*To be done*:
In the entries, find all lines that hold the word "orientation" and copy them.

(Dataset listings of figures)
---+---

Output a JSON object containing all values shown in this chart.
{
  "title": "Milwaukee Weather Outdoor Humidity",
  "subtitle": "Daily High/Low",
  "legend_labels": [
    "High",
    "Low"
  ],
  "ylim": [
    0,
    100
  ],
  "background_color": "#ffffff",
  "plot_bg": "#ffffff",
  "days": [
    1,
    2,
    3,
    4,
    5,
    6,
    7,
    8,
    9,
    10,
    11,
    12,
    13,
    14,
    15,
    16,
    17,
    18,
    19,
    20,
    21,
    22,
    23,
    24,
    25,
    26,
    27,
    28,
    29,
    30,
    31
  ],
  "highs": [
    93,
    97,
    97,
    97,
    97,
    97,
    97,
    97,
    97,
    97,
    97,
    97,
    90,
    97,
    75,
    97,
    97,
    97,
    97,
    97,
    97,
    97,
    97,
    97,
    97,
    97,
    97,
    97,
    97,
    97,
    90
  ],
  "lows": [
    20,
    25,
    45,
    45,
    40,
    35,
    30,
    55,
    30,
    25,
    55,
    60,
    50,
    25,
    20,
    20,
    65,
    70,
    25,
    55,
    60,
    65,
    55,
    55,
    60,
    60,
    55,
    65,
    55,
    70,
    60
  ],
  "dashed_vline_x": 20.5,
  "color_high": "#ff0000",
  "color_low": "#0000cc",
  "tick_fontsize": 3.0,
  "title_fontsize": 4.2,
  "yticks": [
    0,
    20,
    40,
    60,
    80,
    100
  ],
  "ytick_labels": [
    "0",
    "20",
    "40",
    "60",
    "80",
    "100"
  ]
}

---+---

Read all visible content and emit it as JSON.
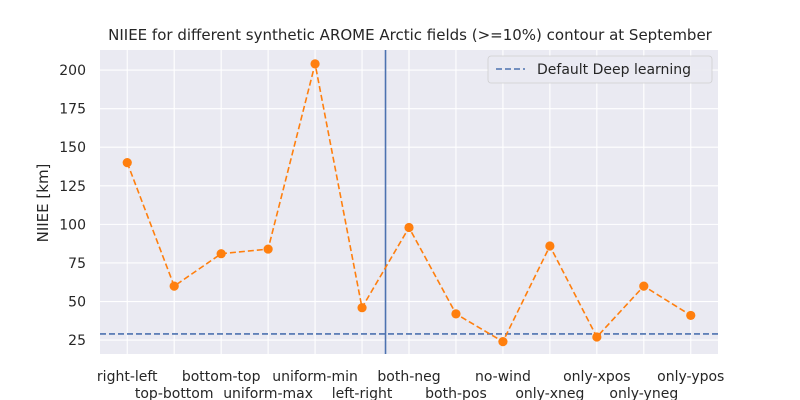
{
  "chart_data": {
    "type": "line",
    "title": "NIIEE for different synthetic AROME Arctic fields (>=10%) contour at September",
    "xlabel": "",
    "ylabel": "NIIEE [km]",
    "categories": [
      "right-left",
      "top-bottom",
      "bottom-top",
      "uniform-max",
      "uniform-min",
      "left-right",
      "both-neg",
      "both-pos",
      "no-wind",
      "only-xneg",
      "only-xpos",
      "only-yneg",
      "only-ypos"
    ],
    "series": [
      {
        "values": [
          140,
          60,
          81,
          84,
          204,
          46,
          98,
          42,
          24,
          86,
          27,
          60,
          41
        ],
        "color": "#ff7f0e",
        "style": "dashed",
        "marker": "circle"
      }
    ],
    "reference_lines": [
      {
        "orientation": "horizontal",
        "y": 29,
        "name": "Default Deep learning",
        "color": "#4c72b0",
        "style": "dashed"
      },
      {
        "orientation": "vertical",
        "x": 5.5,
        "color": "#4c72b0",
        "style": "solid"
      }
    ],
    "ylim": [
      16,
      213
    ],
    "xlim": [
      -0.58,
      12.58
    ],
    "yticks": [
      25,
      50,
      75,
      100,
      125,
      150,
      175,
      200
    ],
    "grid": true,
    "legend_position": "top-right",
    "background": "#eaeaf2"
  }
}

---+---

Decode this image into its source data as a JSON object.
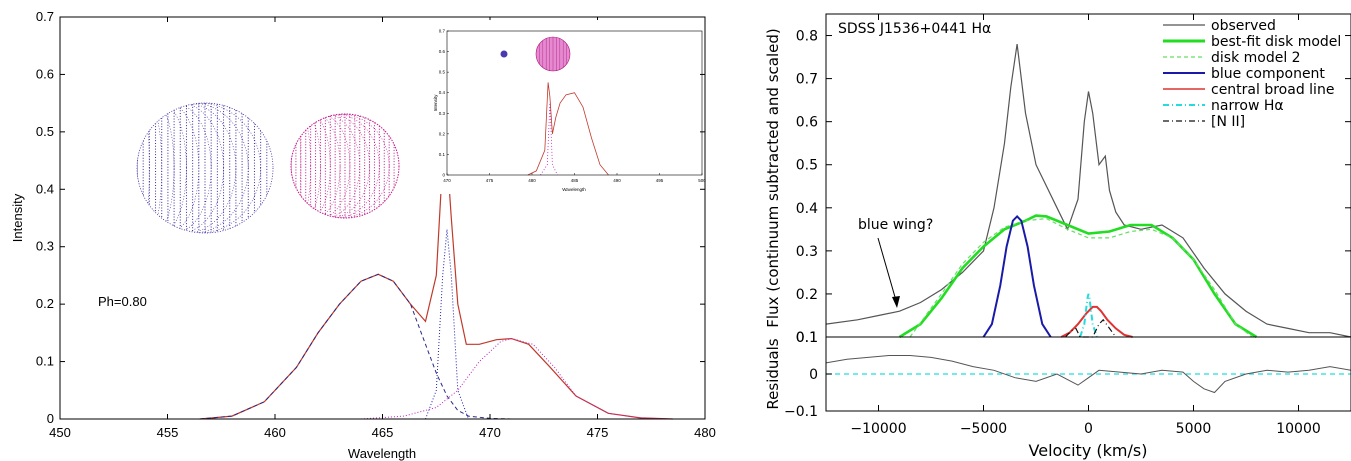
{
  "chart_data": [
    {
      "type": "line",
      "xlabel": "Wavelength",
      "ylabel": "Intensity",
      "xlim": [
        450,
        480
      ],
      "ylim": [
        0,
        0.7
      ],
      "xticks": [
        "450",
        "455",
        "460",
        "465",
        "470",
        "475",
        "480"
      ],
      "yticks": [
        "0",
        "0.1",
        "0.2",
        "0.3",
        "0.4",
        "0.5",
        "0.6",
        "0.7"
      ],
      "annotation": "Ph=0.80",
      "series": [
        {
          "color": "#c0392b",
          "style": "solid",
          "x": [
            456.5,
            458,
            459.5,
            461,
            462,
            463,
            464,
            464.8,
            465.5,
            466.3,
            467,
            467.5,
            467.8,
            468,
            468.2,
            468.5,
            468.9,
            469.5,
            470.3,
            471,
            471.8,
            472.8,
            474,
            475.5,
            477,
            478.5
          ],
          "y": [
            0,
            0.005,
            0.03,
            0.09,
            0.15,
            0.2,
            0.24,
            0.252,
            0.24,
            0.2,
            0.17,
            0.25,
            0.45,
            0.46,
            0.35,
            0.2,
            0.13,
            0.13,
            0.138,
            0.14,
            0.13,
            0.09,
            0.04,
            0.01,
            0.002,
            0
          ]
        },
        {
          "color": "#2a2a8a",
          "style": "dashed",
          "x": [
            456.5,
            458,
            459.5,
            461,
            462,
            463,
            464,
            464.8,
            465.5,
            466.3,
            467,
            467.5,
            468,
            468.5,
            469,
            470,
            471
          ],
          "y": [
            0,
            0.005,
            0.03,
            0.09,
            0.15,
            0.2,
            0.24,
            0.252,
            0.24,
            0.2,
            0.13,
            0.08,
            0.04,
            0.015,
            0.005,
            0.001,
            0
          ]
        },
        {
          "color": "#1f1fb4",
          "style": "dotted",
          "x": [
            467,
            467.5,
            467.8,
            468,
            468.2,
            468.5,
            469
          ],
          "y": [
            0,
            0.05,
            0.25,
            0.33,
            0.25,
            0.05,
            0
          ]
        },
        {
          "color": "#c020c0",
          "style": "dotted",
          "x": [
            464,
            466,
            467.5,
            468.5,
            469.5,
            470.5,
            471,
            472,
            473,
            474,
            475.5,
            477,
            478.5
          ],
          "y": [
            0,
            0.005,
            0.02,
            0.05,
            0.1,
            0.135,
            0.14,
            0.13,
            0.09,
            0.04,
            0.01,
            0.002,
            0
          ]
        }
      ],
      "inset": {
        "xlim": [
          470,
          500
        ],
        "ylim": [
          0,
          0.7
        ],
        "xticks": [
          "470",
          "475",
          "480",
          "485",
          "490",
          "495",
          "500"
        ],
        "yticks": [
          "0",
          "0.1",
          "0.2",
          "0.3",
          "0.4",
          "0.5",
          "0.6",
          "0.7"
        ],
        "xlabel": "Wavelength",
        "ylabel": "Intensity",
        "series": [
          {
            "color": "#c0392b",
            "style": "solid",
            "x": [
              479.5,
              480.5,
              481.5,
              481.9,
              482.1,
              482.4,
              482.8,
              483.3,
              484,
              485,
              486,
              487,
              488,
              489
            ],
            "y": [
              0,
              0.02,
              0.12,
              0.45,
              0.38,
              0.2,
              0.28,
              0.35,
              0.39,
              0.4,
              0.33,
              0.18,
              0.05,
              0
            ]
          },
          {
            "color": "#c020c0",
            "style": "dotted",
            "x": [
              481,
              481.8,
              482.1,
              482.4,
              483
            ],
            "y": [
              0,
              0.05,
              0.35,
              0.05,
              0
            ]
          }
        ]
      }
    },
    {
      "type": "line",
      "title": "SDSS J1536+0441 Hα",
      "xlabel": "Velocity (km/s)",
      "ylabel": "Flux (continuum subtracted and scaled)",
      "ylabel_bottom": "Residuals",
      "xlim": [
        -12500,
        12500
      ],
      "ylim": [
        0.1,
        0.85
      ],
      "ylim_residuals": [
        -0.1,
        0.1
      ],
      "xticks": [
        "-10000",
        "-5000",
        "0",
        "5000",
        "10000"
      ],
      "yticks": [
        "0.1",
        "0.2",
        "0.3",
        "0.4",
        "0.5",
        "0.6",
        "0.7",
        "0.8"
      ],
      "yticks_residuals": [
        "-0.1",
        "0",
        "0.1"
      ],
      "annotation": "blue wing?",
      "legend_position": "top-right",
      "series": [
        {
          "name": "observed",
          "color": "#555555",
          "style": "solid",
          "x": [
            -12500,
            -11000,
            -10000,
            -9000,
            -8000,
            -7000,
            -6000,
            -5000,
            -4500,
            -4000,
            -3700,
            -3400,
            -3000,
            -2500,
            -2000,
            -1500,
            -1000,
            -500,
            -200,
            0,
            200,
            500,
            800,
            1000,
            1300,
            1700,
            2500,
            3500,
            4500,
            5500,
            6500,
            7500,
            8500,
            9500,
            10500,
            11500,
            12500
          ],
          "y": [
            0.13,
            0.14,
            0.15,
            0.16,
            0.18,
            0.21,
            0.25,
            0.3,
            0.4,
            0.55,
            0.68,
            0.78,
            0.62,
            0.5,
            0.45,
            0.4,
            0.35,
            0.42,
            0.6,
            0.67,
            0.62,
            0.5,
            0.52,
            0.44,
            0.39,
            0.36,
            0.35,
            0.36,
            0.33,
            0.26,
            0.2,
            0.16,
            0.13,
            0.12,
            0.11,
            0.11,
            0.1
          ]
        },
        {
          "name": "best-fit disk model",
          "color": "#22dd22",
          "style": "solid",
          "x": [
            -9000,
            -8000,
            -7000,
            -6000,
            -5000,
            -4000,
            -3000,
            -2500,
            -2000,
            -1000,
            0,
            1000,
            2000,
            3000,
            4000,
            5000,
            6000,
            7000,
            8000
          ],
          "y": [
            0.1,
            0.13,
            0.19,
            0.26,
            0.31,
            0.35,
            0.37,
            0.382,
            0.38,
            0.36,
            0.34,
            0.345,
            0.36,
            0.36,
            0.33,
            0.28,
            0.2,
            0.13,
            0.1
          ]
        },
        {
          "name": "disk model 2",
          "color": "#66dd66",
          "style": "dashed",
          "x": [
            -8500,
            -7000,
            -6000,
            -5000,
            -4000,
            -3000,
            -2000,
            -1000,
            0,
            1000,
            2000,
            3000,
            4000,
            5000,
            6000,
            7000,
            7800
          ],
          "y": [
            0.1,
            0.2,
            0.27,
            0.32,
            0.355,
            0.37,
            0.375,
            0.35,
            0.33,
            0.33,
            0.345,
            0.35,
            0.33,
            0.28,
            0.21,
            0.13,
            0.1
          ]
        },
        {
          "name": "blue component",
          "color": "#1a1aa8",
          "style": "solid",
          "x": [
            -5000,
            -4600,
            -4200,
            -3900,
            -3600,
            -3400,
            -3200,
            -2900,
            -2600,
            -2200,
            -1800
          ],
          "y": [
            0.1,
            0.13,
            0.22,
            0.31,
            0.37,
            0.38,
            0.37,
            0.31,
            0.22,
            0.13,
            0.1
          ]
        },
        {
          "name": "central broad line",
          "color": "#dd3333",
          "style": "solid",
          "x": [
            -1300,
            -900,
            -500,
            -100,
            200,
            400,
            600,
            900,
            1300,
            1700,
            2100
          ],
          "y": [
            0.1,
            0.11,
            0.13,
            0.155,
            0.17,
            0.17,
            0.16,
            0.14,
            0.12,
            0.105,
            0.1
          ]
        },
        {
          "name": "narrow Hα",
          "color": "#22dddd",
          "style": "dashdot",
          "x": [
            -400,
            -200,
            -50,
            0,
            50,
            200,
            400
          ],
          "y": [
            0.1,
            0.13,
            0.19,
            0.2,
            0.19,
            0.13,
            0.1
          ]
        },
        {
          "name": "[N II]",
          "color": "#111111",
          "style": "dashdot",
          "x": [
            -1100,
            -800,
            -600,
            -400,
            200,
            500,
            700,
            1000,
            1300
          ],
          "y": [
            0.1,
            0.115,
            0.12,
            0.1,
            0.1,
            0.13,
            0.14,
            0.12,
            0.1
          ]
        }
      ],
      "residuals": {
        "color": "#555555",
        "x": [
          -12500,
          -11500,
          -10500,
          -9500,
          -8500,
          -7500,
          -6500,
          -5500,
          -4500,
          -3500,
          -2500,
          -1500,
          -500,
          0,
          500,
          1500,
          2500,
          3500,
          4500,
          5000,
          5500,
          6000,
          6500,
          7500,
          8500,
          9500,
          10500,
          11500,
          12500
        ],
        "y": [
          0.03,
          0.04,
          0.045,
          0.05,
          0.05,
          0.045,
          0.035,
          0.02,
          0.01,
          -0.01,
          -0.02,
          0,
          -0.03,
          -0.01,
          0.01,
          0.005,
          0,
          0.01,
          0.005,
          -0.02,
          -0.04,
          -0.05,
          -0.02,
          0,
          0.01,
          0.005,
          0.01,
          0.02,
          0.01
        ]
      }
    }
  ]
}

---+---

*Output of the task*:
        "orientation": "horizontal",
        "orientation": "vertical",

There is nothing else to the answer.